- **WHAT TO DO**
[1] Do these statements agree with the text on Caridad Cuervo? Answer yes or no for each and quote the words of the text that decide it.
(a) Cuervo's first album was released on the Seeco label.
(b) Cuervo made her debut at the age of six on a radio talent show.
(c) Cuervo was once banned from working on TV because she was a minor.
[2] Answer these questions from the text on Caridad Cuervo:
(a) How old was Cuervo when her first album was released?
(b) On which Havana station did she sing in 1952?
(c) What name was she best known by?
[3] Copy the text on Caridad Cuervo word for word, from "Cuervo debuted at" to "the radio show.".

- **GIVEN TEXT**
Caridad Cuervo’s first album, Caridad Cuervo Canta (Caridad Cuervo Sings), was released on Havana’s Panart label in 1958.
She was twelve years old.
The tween singer demonstrated her natural swing and precocious vocal command on tracks that include “La Rumba es Mejor” with Silvio Contreras’ band, and the guaracha “Tambo Africano,” with Afro-Cuban percussion group Yoyo Castellano y su Conjunto.
Read down to listen to a playlist of songs sung by Caridad Cuervo
An unexpected pleasure on this album is Cuervo’s bubbly version of American crooner Frankie Avalon’s “Venus,” performed to the rhythm of the cha-cha-chá.
Then, and throughout her career, Cuervo was compared to Celia Cruz.
Cuervo debuted at the age of six on “La Corte Suprema de Arte” (“The Supreme Court of Art”), the same radio talent show on which Cruz had frequently appeared when she was a teenager.
When Cuervo sang on that popular program on Havana’s CMQ station in 1952, she performed a schmaltzy ballad with a dramatic Afro beat called “Camino de Sahara,” which had been recorded by the Spanish singer Pepe Reyes with the Conjunto Luis Santi for Panart. A better version was by La Sonora Matancera, sung by Celia Cruz, released with the title “Zahara” on the Seeco label in 1952 - it must of been a hit in Havana right at the time that Cuervo sang it on the radio show.
Cuervo, whose voice belied her years, was quickly embraced as a novelty act. Some called her a Celia Cruz imitator, but she was best known as “la niña artista.” (“the little girl artist.”)
The similarity of Cuervo’s budding voice to Celia’s was so endearing to audiences that rumors began to circulate that Cuervo was in fact Celia’s secret love child, as recalled in an essay written by Henry Puente on the blog Nostalgia Cubana.
Cruz did act as something of a mentor to Cuervo, and the child singer had opportunities to perform with the glamorous Cruz and Sonora Mantancera on radio and television.


This recording on Youtube captures Cuervo singing on the radio with La Sonora Matancera:
Cuervo earned another nickname when at one point she was banned from working on TV because of her minor status. She was called “television’s prohibited voice.”

- **RECORDS SUPPLIED**
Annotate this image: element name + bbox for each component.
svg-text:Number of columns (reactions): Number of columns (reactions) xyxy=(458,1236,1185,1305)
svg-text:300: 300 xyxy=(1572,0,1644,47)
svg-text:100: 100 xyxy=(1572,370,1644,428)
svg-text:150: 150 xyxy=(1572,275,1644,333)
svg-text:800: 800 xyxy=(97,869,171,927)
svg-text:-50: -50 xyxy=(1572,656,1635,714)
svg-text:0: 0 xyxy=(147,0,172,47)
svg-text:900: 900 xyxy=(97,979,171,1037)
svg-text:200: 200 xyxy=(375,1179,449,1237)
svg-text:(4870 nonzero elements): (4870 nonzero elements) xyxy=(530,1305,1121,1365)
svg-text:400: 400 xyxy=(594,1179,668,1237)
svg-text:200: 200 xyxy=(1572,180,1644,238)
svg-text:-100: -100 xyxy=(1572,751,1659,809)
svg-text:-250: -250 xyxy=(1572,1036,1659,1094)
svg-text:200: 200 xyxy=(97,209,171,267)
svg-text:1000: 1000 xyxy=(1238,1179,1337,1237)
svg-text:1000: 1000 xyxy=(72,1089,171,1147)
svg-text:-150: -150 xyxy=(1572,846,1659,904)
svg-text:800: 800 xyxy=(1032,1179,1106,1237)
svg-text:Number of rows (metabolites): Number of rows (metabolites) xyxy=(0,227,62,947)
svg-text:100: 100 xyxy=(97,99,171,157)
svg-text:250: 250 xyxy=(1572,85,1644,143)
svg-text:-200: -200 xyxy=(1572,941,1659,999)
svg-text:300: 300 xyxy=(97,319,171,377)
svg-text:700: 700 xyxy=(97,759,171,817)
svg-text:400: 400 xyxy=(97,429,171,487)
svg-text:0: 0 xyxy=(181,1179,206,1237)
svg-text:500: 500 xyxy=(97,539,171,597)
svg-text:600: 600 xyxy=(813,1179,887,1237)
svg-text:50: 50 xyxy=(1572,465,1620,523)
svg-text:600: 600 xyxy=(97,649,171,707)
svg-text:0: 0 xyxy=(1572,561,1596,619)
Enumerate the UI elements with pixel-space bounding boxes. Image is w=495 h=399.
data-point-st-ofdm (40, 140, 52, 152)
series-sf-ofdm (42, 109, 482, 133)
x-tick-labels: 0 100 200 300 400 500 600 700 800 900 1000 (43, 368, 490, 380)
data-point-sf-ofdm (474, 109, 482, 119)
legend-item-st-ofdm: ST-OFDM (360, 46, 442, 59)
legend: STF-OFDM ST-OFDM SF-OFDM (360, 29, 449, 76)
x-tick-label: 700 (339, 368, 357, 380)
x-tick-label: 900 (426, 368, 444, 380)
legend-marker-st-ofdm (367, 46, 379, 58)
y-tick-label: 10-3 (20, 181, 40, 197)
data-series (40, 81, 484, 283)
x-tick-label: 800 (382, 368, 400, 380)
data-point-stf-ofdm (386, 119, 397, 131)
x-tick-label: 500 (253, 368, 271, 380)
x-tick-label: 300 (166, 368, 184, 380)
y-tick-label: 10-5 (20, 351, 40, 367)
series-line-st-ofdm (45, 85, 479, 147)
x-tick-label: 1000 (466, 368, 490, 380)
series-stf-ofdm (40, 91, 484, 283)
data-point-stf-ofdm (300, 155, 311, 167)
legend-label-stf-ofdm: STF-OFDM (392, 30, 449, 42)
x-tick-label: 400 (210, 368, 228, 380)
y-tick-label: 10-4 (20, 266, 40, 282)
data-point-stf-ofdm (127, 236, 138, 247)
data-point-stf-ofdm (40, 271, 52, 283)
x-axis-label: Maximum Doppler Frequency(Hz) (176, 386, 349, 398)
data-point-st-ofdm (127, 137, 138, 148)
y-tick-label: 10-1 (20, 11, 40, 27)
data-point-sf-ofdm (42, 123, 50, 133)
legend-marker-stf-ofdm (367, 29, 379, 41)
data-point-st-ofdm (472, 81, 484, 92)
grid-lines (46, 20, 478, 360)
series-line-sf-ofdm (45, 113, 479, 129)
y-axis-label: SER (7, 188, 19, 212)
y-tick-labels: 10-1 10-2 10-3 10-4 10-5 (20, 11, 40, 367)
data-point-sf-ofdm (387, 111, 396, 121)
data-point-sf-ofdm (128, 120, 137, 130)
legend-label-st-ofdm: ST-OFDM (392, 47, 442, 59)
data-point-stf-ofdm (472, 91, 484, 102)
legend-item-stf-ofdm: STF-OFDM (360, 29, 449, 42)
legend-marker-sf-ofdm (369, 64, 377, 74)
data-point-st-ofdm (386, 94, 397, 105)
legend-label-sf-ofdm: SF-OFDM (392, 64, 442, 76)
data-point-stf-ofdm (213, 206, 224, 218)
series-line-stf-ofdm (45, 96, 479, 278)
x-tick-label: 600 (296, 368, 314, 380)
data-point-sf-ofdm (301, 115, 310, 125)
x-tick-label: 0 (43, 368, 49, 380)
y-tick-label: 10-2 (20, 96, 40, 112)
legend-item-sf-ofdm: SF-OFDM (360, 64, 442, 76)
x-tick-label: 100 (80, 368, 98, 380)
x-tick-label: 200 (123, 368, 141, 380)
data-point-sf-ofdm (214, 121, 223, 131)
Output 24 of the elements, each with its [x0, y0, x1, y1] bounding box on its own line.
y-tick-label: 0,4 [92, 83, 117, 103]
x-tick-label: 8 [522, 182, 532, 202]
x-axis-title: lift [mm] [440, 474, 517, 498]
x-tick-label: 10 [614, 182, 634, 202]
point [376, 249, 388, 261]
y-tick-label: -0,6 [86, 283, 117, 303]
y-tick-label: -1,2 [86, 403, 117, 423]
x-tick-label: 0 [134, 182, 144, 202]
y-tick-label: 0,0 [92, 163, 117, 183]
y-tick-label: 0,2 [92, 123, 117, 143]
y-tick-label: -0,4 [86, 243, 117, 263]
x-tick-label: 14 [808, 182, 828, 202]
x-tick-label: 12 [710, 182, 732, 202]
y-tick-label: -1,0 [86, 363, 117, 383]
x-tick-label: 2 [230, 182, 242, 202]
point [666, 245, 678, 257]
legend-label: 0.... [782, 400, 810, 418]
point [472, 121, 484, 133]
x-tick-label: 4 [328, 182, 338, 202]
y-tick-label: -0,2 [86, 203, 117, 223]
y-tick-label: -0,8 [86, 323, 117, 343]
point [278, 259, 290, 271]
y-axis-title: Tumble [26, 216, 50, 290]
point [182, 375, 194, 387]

- **SOLUTIONS TO THE TASKS**
[1]
(a) No: "was released on Havana’s Panart label in 1958."
(b) Yes: "Cuervo debuted at the age of six on “La Corte Suprema de Arte” (“The Supreme Court of Art”), the same radio talent show"
(c) Yes: "she was banned from working on TV because of her minor status."

[2]
(a) Twelve years old.
(b) CMQ.
(c) “la niña artista” (“the little girl artist”).

[3]
Cuervo debuted at the age of six on “La Corte Suprema de Arte” (“The Supreme Court of Art”), the same radio talent show on which Cruz had frequently appeared when she was a teenager.
When Cuervo sang on that popular program on Havana’s CMQ station in 1952, she performed a schmaltzy ballad with a dramatic Afro beat called “Camino de Sahara,” which had been recorded by the Spanish singer Pepe Reyes with the Conjunto Luis Santi for Panart. A better version was by La Sonora Matancera, sung by Celia Cruz, released with the title “Zahara” on the Seeco label in 1952 - it must of been a hit in Havana right at the time that Cuervo sang it on the radio show.